Records
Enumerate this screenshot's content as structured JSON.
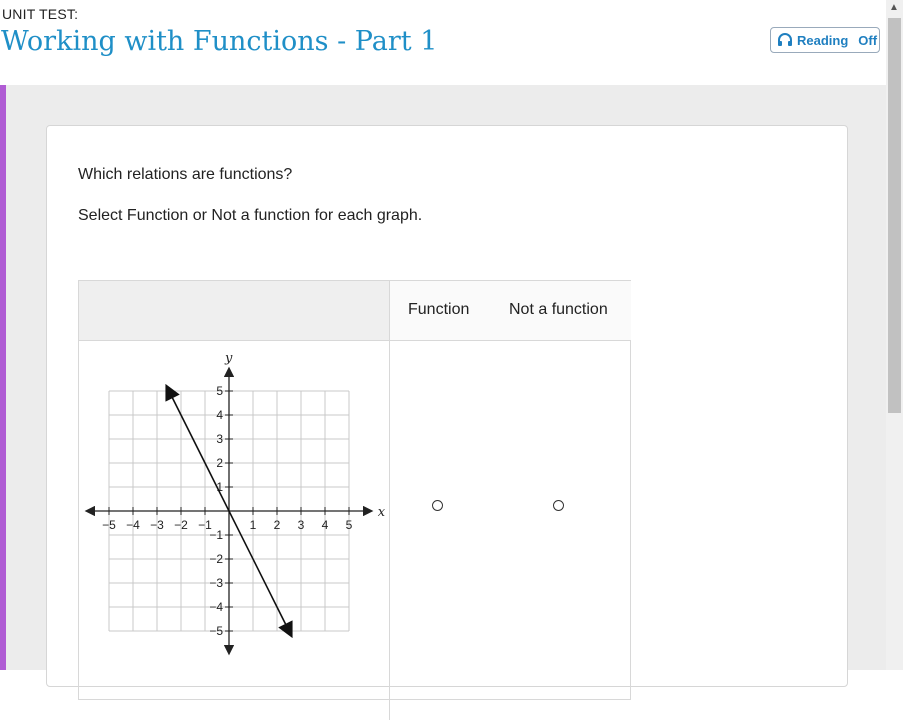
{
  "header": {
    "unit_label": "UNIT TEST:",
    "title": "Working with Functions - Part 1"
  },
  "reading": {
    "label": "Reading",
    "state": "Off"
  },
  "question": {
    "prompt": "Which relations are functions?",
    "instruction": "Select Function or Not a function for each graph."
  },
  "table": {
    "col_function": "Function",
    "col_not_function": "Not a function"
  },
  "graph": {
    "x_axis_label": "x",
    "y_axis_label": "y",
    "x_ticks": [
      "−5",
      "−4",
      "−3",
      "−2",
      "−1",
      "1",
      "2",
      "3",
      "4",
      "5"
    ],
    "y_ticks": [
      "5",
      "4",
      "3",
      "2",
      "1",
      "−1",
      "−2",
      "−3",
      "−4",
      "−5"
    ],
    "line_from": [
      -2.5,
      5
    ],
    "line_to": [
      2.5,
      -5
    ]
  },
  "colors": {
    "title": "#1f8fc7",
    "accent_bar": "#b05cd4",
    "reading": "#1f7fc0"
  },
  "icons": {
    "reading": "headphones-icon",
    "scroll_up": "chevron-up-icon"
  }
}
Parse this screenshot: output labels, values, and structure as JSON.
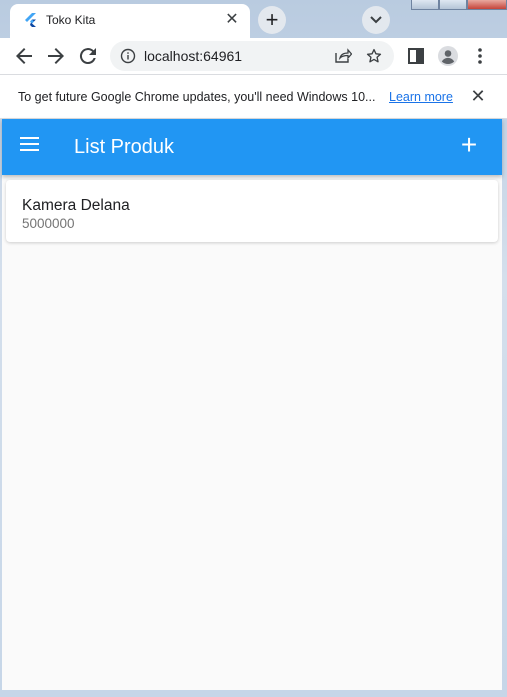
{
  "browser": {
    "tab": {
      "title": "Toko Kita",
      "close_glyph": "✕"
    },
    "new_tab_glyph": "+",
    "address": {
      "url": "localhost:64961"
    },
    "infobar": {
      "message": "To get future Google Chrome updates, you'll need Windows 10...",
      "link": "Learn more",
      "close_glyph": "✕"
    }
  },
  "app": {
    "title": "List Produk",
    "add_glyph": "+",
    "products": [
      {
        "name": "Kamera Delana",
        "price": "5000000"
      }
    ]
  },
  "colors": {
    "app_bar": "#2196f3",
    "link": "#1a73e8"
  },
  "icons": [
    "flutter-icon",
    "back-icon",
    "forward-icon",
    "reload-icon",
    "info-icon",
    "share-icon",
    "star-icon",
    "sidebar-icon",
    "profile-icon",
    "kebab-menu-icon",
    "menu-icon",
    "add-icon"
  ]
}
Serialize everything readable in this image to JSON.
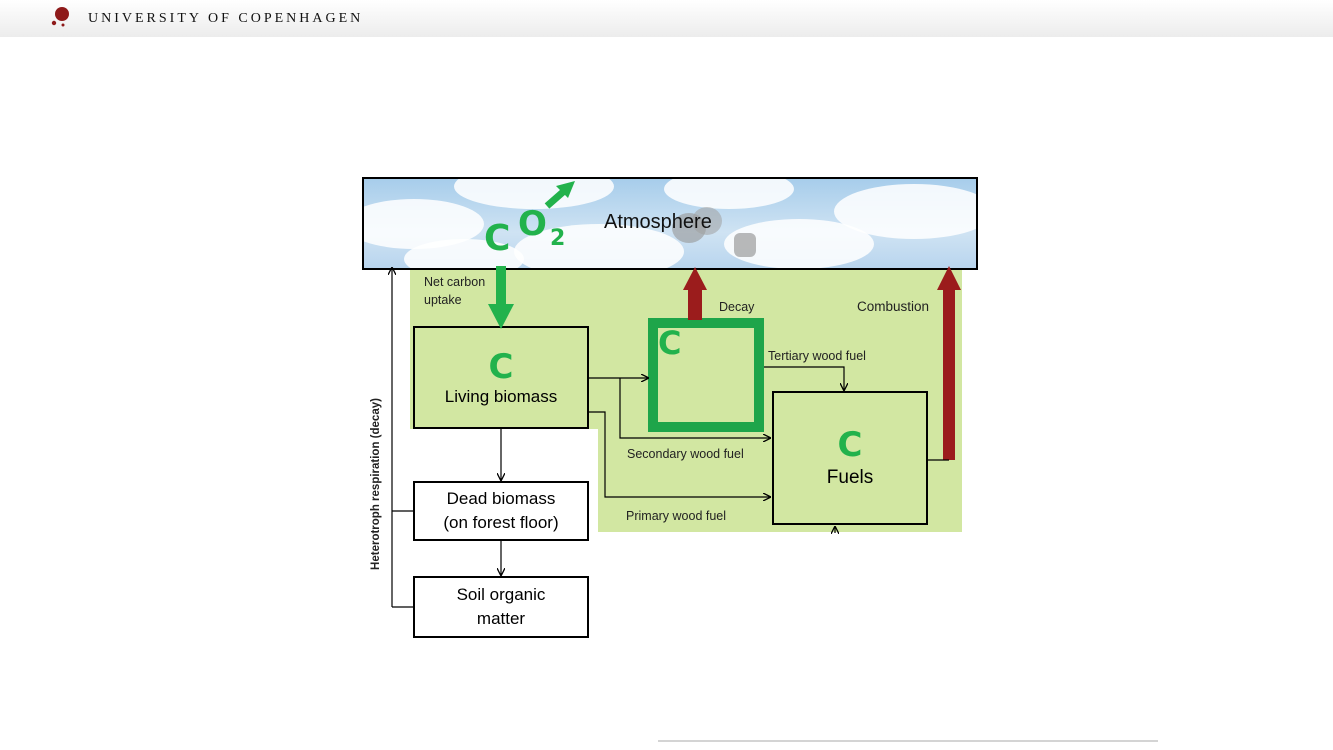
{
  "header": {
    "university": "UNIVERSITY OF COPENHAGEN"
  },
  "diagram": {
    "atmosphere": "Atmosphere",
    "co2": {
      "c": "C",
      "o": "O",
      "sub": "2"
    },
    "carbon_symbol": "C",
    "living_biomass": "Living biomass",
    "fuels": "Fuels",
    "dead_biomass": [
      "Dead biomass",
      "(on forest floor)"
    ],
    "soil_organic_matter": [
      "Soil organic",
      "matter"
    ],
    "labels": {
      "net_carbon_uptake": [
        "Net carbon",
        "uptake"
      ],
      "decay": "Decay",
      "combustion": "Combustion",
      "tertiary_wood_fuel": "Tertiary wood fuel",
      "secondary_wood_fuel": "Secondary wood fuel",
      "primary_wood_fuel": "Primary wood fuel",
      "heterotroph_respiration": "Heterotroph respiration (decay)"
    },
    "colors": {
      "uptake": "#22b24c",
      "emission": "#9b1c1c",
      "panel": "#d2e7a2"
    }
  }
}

**INSTRUCTION**. Write out the whole listing again, exactly, with no pictures.

**FULL SOLUTION**.
Enumerate this screenshot's content as structured JSON.
{
  "header": {
    "unit_label": "UNIT TEST:",
    "title": "Working with Functions - Part 1"
  },
  "reading": {
    "label": "Reading",
    "state": "Off"
  },
  "question": {
    "prompt": "Which relations are functions?",
    "instruction": "Select Function or Not a function for each graph."
  },
  "table": {
    "col_function": "Function",
    "col_not_function": "Not a function"
  },
  "graph": {
    "x_axis_label": "x",
    "y_axis_label": "y",
    "x_ticks": [
      "−5",
      "−4",
      "−3",
      "−2",
      "−1",
      "1",
      "2",
      "3",
      "4",
      "5"
    ],
    "y_ticks": [
      "5",
      "4",
      "3",
      "2",
      "1",
      "−1",
      "−2",
      "−3",
      "−4",
      "−5"
    ],
    "line_from": [
      -2.5,
      5
    ],
    "line_to": [
      2.5,
      -5
    ]
  },
  "colors": {
    "title": "#1f8fc7",
    "accent_bar": "#b05cd4",
    "reading": "#1f7fc0"
  },
  "icons": {
    "reading": "headphones-icon",
    "scroll_up": "chevron-up-icon"
  }
}
Parse this screenshot: output labels, values, and structure as JSON.
{
  "browser": {
    "tab": {
      "title": "Toko Kita",
      "close_glyph": "✕"
    },
    "new_tab_glyph": "+",
    "address": {
      "url": "localhost:64961"
    },
    "infobar": {
      "message": "To get future Google Chrome updates, you'll need Windows 10...",
      "link": "Learn more",
      "close_glyph": "✕"
    }
  },
  "app": {
    "title": "List Produk",
    "add_glyph": "+",
    "products": [
      {
        "name": "Kamera Delana",
        "price": "5000000"
      }
    ]
  },
  "colors": {
    "app_bar": "#2196f3",
    "link": "#1a73e8"
  },
  "icons": [
    "flutter-icon",
    "back-icon",
    "forward-icon",
    "reload-icon",
    "info-icon",
    "share-icon",
    "star-icon",
    "sidebar-icon",
    "profile-icon",
    "kebab-menu-icon",
    "menu-icon",
    "add-icon"
  ]
}
Serialize everything readable in this image to JSON.
{
  "header": {
    "university": "UNIVERSITY OF COPENHAGEN"
  },
  "diagram": {
    "atmosphere": "Atmosphere",
    "co2": {
      "c": "C",
      "o": "O",
      "sub": "2"
    },
    "carbon_symbol": "C",
    "living_biomass": "Living biomass",
    "fuels": "Fuels",
    "dead_biomass": [
      "Dead biomass",
      "(on forest floor)"
    ],
    "soil_organic_matter": [
      "Soil organic",
      "matter"
    ],
    "labels": {
      "net_carbon_uptake": [
        "Net carbon",
        "uptake"
      ],
      "decay": "Decay",
      "combustion": "Combustion",
      "tertiary_wood_fuel": "Tertiary wood fuel",
      "secondary_wood_fuel": "Secondary wood fuel",
      "primary_wood_fuel": "Primary wood fuel",
      "heterotroph_respiration": "Heterotroph respiration (decay)"
    },
    "colors": {
      "uptake": "#22b24c",
      "emission": "#9b1c1c",
      "panel": "#d2e7a2"
    }
  }
}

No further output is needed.